>> BEGIN Data in this exercise

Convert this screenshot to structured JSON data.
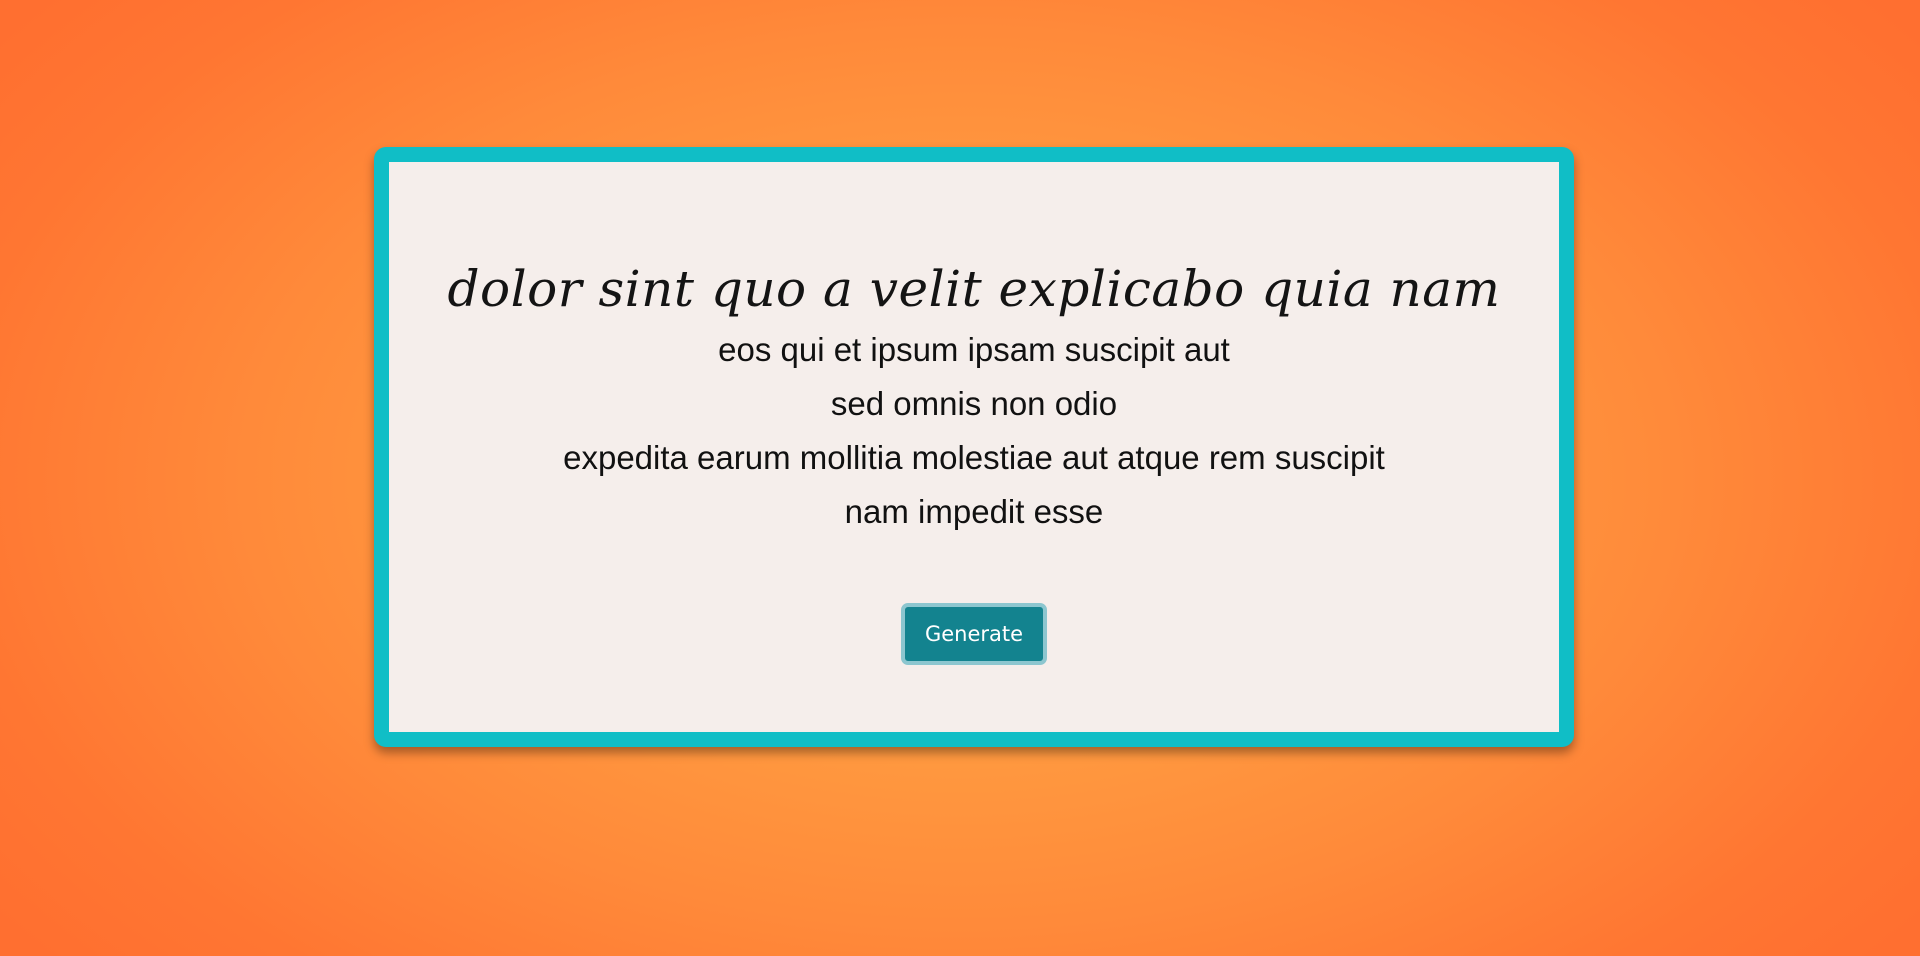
{
  "card": {
    "title": "dolor sint quo a velit explicabo quia nam",
    "lines": [
      "eos qui et ipsum ipsam suscipit aut",
      "sed omnis non odio",
      "expedita earum mollitia molestiae aut atque rem suscipit",
      "nam impedit esse"
    ],
    "button_label": "Generate"
  },
  "colors": {
    "background": "#ff8a3a",
    "card_border": "#10bec6",
    "card_fill": "#f5eeeb",
    "button": "#13838f"
  }
}
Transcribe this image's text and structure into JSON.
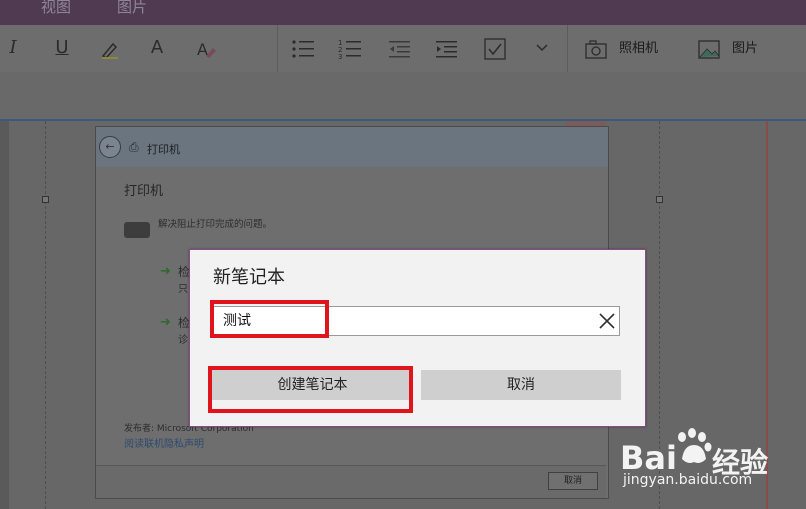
{
  "menu": {
    "view": "视图",
    "picture": "图片"
  },
  "ribbon": {
    "camera_label": "照相机",
    "picture_label": "图片"
  },
  "background_window": {
    "title": "打印机",
    "heading": "打印机",
    "description": "解决阻止打印完成的问题。",
    "option1_line1": "检",
    "option1_line2": "只",
    "option2_line1": "检",
    "option2_line2": "诊",
    "publisher": "发布者: Microsoft Corporation",
    "privacy_link": "阅读联机隐私声明",
    "cancel_label": "取消"
  },
  "dialog": {
    "title": "新笔记本",
    "input_value": "测试",
    "create_label": "创建笔记本",
    "cancel_label": "取消"
  },
  "watermark": {
    "brand_left": "Bai",
    "brand_right": "经验",
    "url": "jingyan.baidu.com"
  },
  "colors": {
    "highlight": "#e0141c",
    "dialog_border": "#8a4a8a"
  },
  "icons": [
    "italic-icon",
    "underline-icon",
    "highlight-icon",
    "font-color-icon",
    "clear-format-icon",
    "bullet-list-icon",
    "numbered-list-icon",
    "decrease-indent-icon",
    "increase-indent-icon",
    "checkbox-icon",
    "chevron-down-icon",
    "camera-icon",
    "picture-icon",
    "close-icon"
  ]
}
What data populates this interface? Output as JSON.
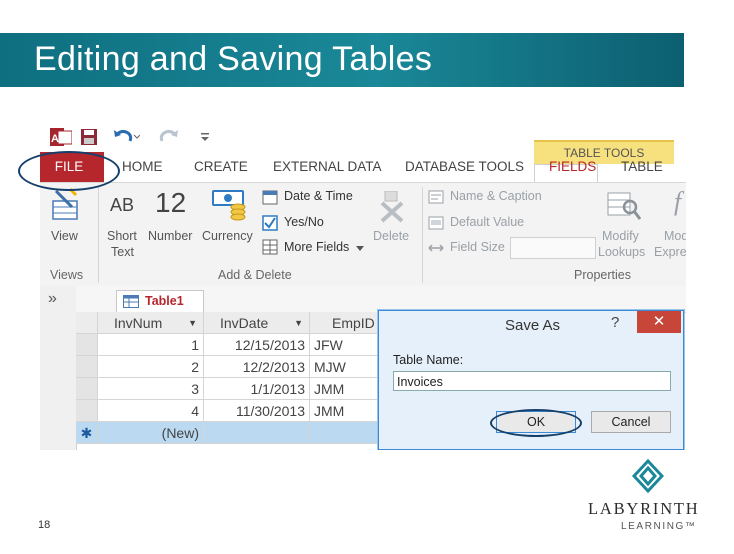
{
  "slide": {
    "title": "Editing and Saving Tables",
    "page_number": "18",
    "logo": {
      "name": "LABYRINTH",
      "sub": "LEARNING™"
    }
  },
  "ribbon": {
    "contextual_group": "TABLE TOOLS",
    "tabs": [
      "FILE",
      "HOME",
      "CREATE",
      "EXTERNAL DATA",
      "DATABASE TOOLS",
      "FIELDS",
      "TABLE"
    ],
    "active_tab": "FIELDS",
    "commands": {
      "view": "View",
      "short_text": [
        "Short",
        "Text"
      ],
      "short_text_glyph": "AB",
      "number": "Number",
      "number_glyph": "12",
      "currency": "Currency",
      "date_time": "Date & Time",
      "yes_no": "Yes/No",
      "more_fields": "More Fields",
      "delete": "Delete",
      "name_caption": "Name & Caption",
      "default_value": "Default Value",
      "field_size": "Field Size",
      "modify_lookups": [
        "Modify",
        "Lookups"
      ],
      "modify_expression": [
        "Mod",
        "Expre"
      ]
    },
    "groups": [
      "Views",
      "Add & Delete",
      "Properties"
    ]
  },
  "datasheet": {
    "tab_label": "Table1",
    "nav_toggle": "»",
    "columns": [
      "InvNum",
      "InvDate",
      "EmpID"
    ],
    "rows": [
      {
        "num": "1",
        "date": "12/15/2013",
        "emp": "JFW"
      },
      {
        "num": "2",
        "date": "12/2/2013",
        "emp": "MJW"
      },
      {
        "num": "3",
        "date": "1/1/2013",
        "emp": "JMM"
      },
      {
        "num": "4",
        "date": "11/30/2013",
        "emp": "JMM"
      }
    ],
    "new_row_label": "(New)",
    "new_row_marker": "✱"
  },
  "dialog": {
    "title": "Save As",
    "help": "?",
    "close": "✕",
    "label": "Table Name:",
    "value": "Invoices",
    "ok": "OK",
    "cancel": "Cancel"
  },
  "colors": {
    "title_bar": "#1a8898",
    "file_tab": "#b5272d",
    "table_tools": "#f7e07e",
    "highlight_oval": "#16406b",
    "new_row": "#bcd9f2"
  }
}
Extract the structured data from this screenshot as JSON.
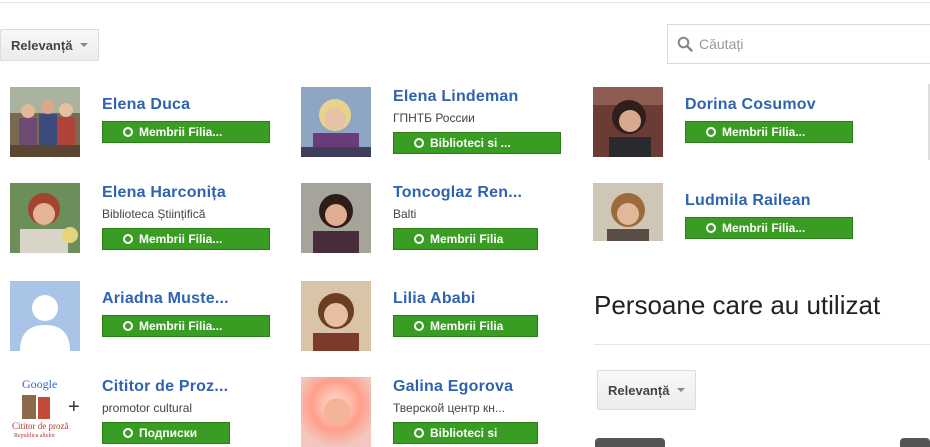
{
  "sort": {
    "label": "Relevanță"
  },
  "search": {
    "placeholder": "Căutați"
  },
  "people": [
    {
      "name": "Elena Duca",
      "subtitle": "",
      "circle": "Membrii Filia..."
    },
    {
      "name": "Elena Lindeman",
      "subtitle": "ГПНТБ России",
      "circle": "Biblioteci si ..."
    },
    {
      "name": "Dorina Cosumov",
      "subtitle": "",
      "circle": "Membrii Filia..."
    },
    {
      "name": "Elena Harconița",
      "subtitle": "Biblioteca Științifică",
      "circle": "Membrii Filia..."
    },
    {
      "name": "Toncoglaz Ren...",
      "subtitle": "Balti",
      "circle": "Membrii Filia"
    },
    {
      "name": "Ludmila Railean",
      "subtitle": "",
      "circle": "Membrii Filia..."
    },
    {
      "name": "Ariadna Muste...",
      "subtitle": "",
      "circle": "Membrii Filia..."
    },
    {
      "name": "Lilia Ababi",
      "subtitle": "",
      "circle": "Membrii Filia"
    },
    {
      "name": "Cititor de Proz...",
      "subtitle": "promotor cultural",
      "circle": "Подписки"
    },
    {
      "name": "Galina Egorova",
      "subtitle": "Тверской центр кн...",
      "circle": "Biblioteci si"
    }
  ],
  "logo": {
    "top": "Google",
    "bottom": "Cititor de proză",
    "small": "Republica altelor"
  },
  "section": {
    "title": "Persoane care au utilizat",
    "sort_label": "Relevanță"
  }
}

>> END Data in this exercise

What is expected:
Single out each line of the records above with the string "suscipit" in it, and copy it.

Answer in full:
      "eos qui et ipsum ipsam suscipit aut",
      "expedita earum mollitia molestiae aut atque rem suscipit",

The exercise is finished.